- [THE PROBLEM] Quote each line of the material verbatim, without the pictures.

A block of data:
- - - -
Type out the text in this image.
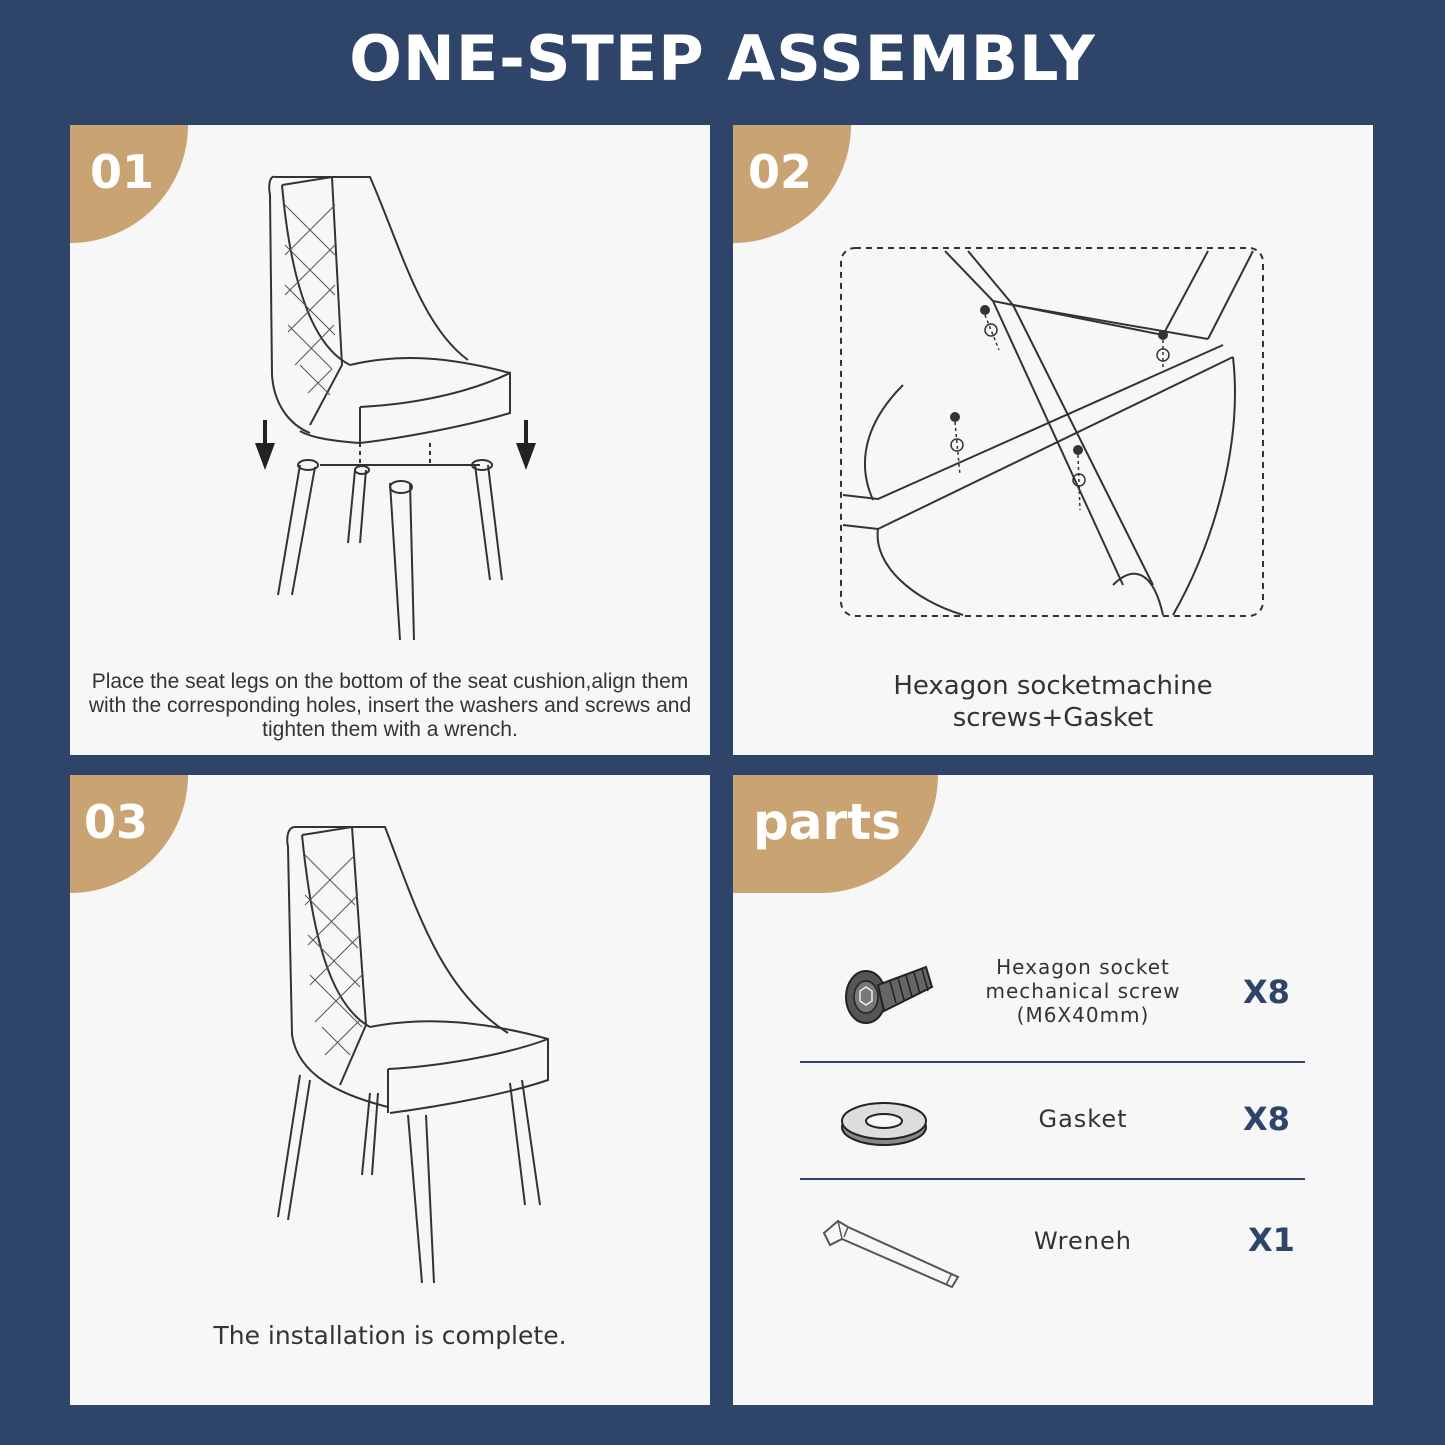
ONE-STEP ASSEMBLY
01
Place the seat legs on the bottom of the seat cushion,align them with the corresponding holes, insert the washers and screws and tighten them with a wrench.
02
Hexagon socketmachine
screws+Gasket
03
The installation is complete.
parts
Hexagon socket
mechanical screw
(M6X40mm)
X8
Gasket	X8
Wreneh	X1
- - - -
- [CORRECT OUTPUT]
Type out the text in this image.
ONE-STEP ASSEMBLY
01
Place the seat legs on the bottom of the seat cushion,align them with the corresponding holes, insert the washers and screws and tighten them with a wrench.
02
Hexagon socketmachine
screws+Gasket
03
The installation is complete.
parts
Hexagon socket
mechanical screw
(M6X40mm)
X8
Gasket	X8
Wreneh	X1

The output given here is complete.